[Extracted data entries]
--- Start ---

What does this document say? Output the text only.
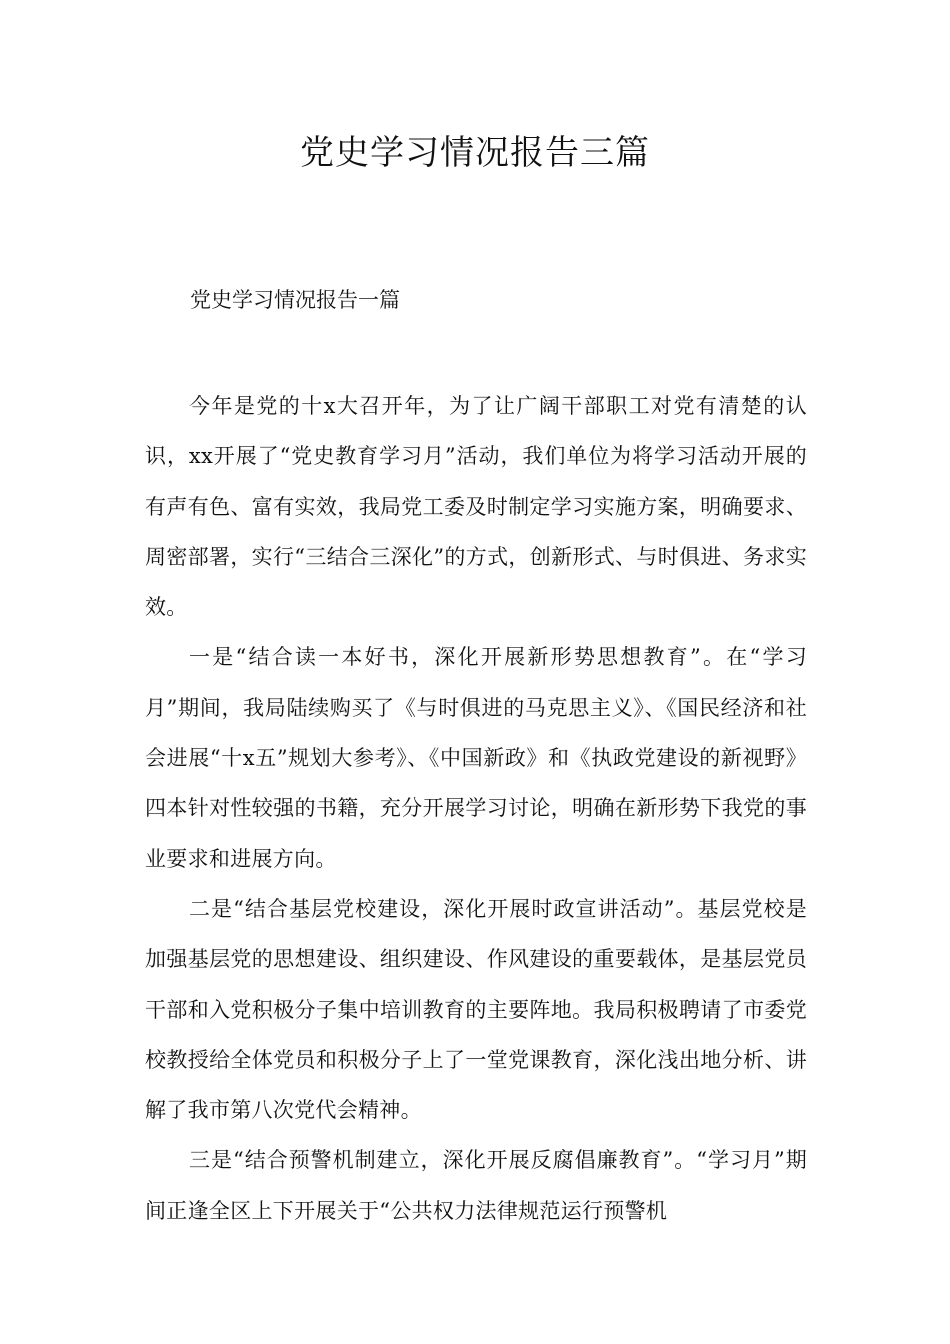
党史学习情况报告三篇

党史学习情况报告一篇

今年是党的十x大召开年，为了让广阔干部职工对党有清楚的认识，xx开展了“党史教育学习月”活动，我们单位为将学习活动开展的有声有色、富有实效，我局党工委及时制定学习实施方案，明确要求、周密部署，实行“三结合三深化”的方式，创新形式、与时俱进、务求实效。

一是“结合读一本好书，深化开展新形势思想教育”。在“学习月”期间，我局陆续购买了《与时俱进的马克思主义》、《国民经济和社会进展“十x五”规划大参考》、《中国新政》和《执政党建设的新视野》四本针对性较强的书籍，充分开展学习讨论，明确在新形势下我党的事业要求和进展方向。

二是“结合基层党校建设，深化开展时政宣讲活动”。基层党校是加强基层党的思想建设、组织建设、作风建设的重要载体，是基层党员干部和入党积极分子集中培训教育的主要阵地。我局积极聘请了市委党校教授给全体党员和积极分子上了一堂党课教育，深化浅出地分析、讲解了我市第八次党代会精神。

三是“结合预警机制建立，深化开展反腐倡廉教育”。“学习月”期间正逢全区上下开展关于“公共权力法律规范运行预警机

--- End ---

TASK TO CARRY OUT: Reproduce every line above as written, skipping pictures.

SOLVED EXERCISE:
What does this document say? Output the text only.
党史学习情况报告三篇

党史学习情况报告一篇

今年是党的十x大召开年，为了让广阔干部职工对党有清楚的认识，xx开展了“党史教育学习月”活动，我们单位为将学习活动开展的有声有色、富有实效，我局党工委及时制定学习实施方案，明确要求、周密部署，实行“三结合三深化”的方式，创新形式、与时俱进、务求实效。

一是“结合读一本好书，深化开展新形势思想教育”。在“学习月”期间，我局陆续购买了《与时俱进的马克思主义》、《国民经济和社会进展“十x五”规划大参考》、《中国新政》和《执政党建设的新视野》四本针对性较强的书籍，充分开展学习讨论，明确在新形势下我党的事业要求和进展方向。

二是“结合基层党校建设，深化开展时政宣讲活动”。基层党校是加强基层党的思想建设、组织建设、作风建设的重要载体，是基层党员干部和入党积极分子集中培训教育的主要阵地。我局积极聘请了市委党校教授给全体党员和积极分子上了一堂党课教育，深化浅出地分析、讲解了我市第八次党代会精神。

三是“结合预警机制建立，深化开展反腐倡廉教育”。“学习月”期间正逢全区上下开展关于“公共权力法律规范运行预警机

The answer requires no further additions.